■ What is expected
Pictures aside, repeat every entry exactly.

____ Records supplied

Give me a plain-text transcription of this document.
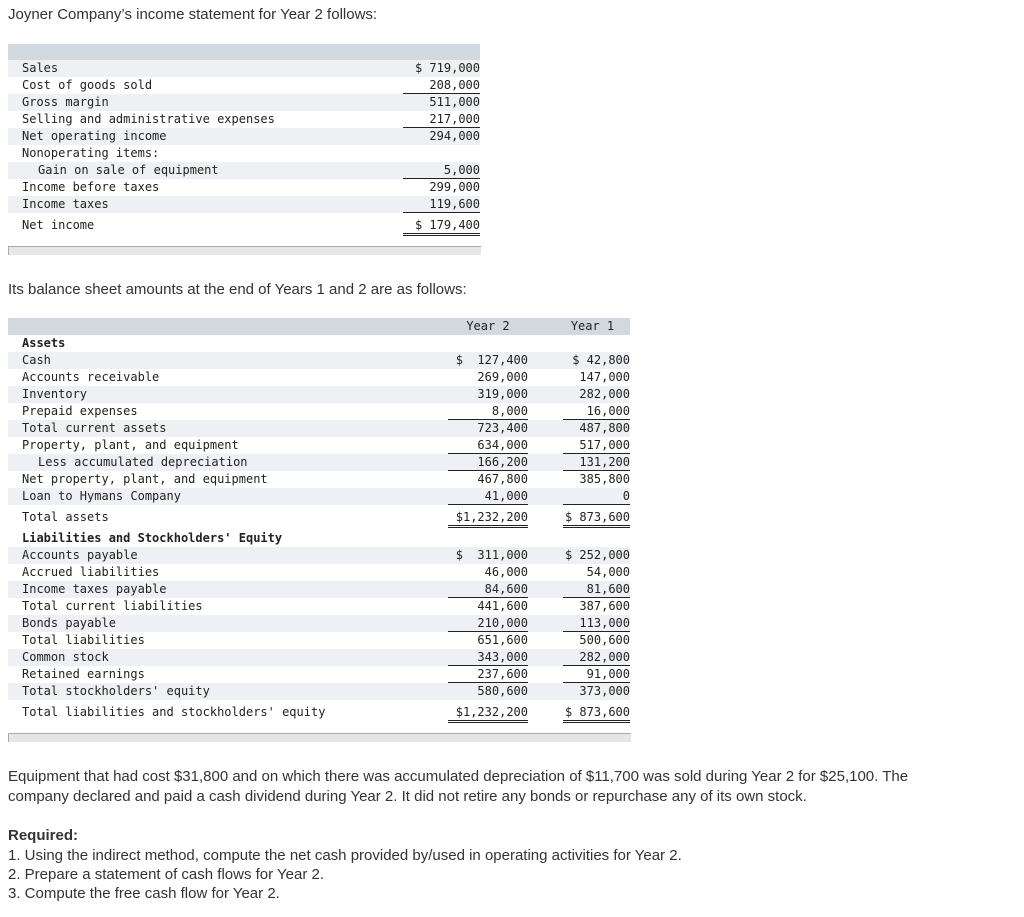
Joyner Company’s income statement for Year 2 follows:
Sales	$ 719,000
Cost of goods sold	208,000
Gross margin	511,000
Selling and administrative expenses	217,000
Net operating income	294,000
Nonoperating items:
Gain on sale of equipment	5,000
Income before taxes	299,000
Income taxes	119,600
Net income	$ 179,400
Its balance sheet amounts at the end of Years 1 and 2 are as follows:
Year 2	Year 1
Assets
Cash	$  127,400	$ 42,800
Accounts receivable	269,000	147,000
Inventory	319,000	282,000
Prepaid expenses	8,000	16,000
Total current assets	723,400	487,800
Property, plant, and equipment	634,000	517,000
Less accumulated depreciation	166,200	131,200
Net property, plant, and equipment	467,800	385,800
Loan to Hymans Company	41,000	0
Total assets	$1,232,200	$ 873,600
Liabilities and Stockholders' Equity
Accounts payable	$  311,000	$ 252,000
Accrued liabilities	46,000	54,000
Income taxes payable	84,600	81,600
Total current liabilities	441,600	387,600
Bonds payable	210,000	113,000
Total liabilities	651,600	500,600
Common stock	343,000	282,000
Retained earnings	237,600	91,000
Total stockholders' equity	580,600	373,000
Total liabilities and stockholders' equity	$1,232,200	$ 873,600
Equipment that had cost $31,800 and on which there was accumulated depreciation of $11,700 was sold during Year 2 for $25,100. The
company declared and paid a cash dividend during Year 2. It did not retire any bonds or repurchase any of its own stock.
Required:
1. Using the indirect method, compute the net cash provided by/used in operating activities for Year 2.
2. Prepare a statement of cash flows for Year 2.
3. Compute the free cash flow for Year 2.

________

■ Reply
Give me a plain-text transcription of this document.
Joyner Company’s income statement for Year 2 follows:
Sales	$ 719,000
Cost of goods sold	208,000
Gross margin	511,000
Selling and administrative expenses	217,000
Net operating income	294,000
Nonoperating items:
Gain on sale of equipment	5,000
Income before taxes	299,000
Income taxes	119,600
Net income	$ 179,400
Its balance sheet amounts at the end of Years 1 and 2 are as follows:
Year 2	Year 1
Assets
Cash	$  127,400	$ 42,800
Accounts receivable	269,000	147,000
Inventory	319,000	282,000
Prepaid expenses	8,000	16,000
Total current assets	723,400	487,800
Property, plant, and equipment	634,000	517,000
Less accumulated depreciation	166,200	131,200
Net property, plant, and equipment	467,800	385,800
Loan to Hymans Company	41,000	0
Total assets	$1,232,200	$ 873,600
Liabilities and Stockholders' Equity
Accounts payable	$  311,000	$ 252,000
Accrued liabilities	46,000	54,000
Income taxes payable	84,600	81,600
Total current liabilities	441,600	387,600
Bonds payable	210,000	113,000
Total liabilities	651,600	500,600
Common stock	343,000	282,000
Retained earnings	237,600	91,000
Total stockholders' equity	580,600	373,000
Total liabilities and stockholders' equity	$1,232,200	$ 873,600
Equipment that had cost $31,800 and on which there was accumulated depreciation of $11,700 was sold during Year 2 for $25,100. The
company declared and paid a cash dividend during Year 2. It did not retire any bonds or repurchase any of its own stock.
Required:
1. Using the indirect method, compute the net cash provided by/used in operating activities for Year 2.
2. Prepare a statement of cash flows for Year 2.
3. Compute the free cash flow for Year 2.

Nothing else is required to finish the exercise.